▸ **EXERCISE GOAL**: Render the material again word for word, skipping the pictures in it.

[Records from a data source]
# # # #
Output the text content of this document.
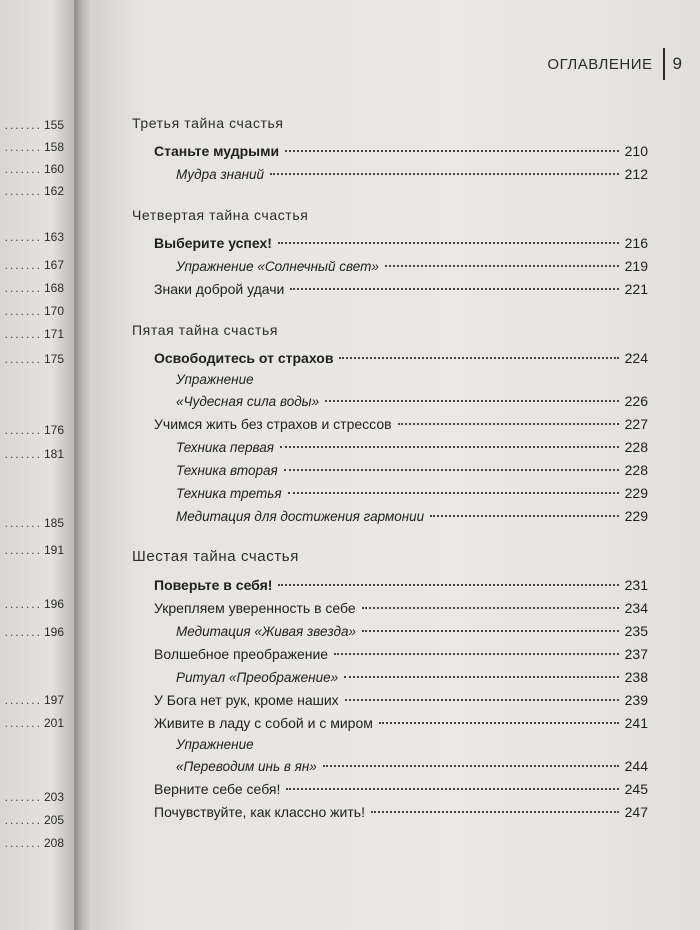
....... 155
....... 158
....... 160
....... 162
....... 163
....... 167
....... 168
....... 170
....... 171
....... 175
....... 176
....... 181
....... 185
....... 191
....... 196
....... 196
....... 197
....... 201
....... 203
....... 205
....... 208
ОГЛАВЛЕНИЕ 9
Третья тайна счастья
Станьте мудрыми	210
Мудра знаний	212
Четвертая тайна счастья
Выберите успех!	216
Упражнение «Солнечный свет»	219
Знаки доброй удачи	221
Пятая тайна счастья
Освободитесь от страхов	224
Упражнение
«Чудесная сила воды»	226
Учимся жить без страхов и стрессов	227
Техника первая	228
Техника вторая	228
Техника третья	229
Медитация для достижения гармонии	229
Шестая тайна счастья
Поверьте в себя!	231
Укрепляем уверенность в себе	234
Медитация «Живая звезда»	235
Волшебное преображение	237
Ритуал «Преображение»	238
У Бога нет рук, кроме наших	239
Живите в ладу с собой и с миром	241
Упражнение
«Переводим инь в ян»	244
Верните себе себя!	245
Почувствуйте, как классно жить!	247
# # # #
▸ **OUTPUT OF THE EXERCISE**:
Output the text content of this document.
....... 155
....... 158
....... 160
....... 162
....... 163
....... 167
....... 168
....... 170
....... 171
....... 175
....... 176
....... 181
....... 185
....... 191
....... 196
....... 196
....... 197
....... 201
....... 203
....... 205
....... 208
ОГЛАВЛЕНИЕ 9
Третья тайна счастья
Станьте мудрыми	210
Мудра знаний	212
Четвертая тайна счастья
Выберите успех!	216
Упражнение «Солнечный свет»	219
Знаки доброй удачи	221
Пятая тайна счастья
Освободитесь от страхов	224
Упражнение
«Чудесная сила воды»	226
Учимся жить без страхов и стрессов	227
Техника первая	228
Техника вторая	228
Техника третья	229
Медитация для достижения гармонии	229
Шестая тайна счастья
Поверьте в себя!	231
Укрепляем уверенность в себе	234
Медитация «Живая звезда»	235
Волшебное преображение	237
Ритуал «Преображение»	238
У Бога нет рук, кроме наших	239
Живите в ладу с собой и с миром	241
Упражнение
«Переводим инь в ян»	244
Верните себе себя!	245
Почувствуйте, как классно жить!	247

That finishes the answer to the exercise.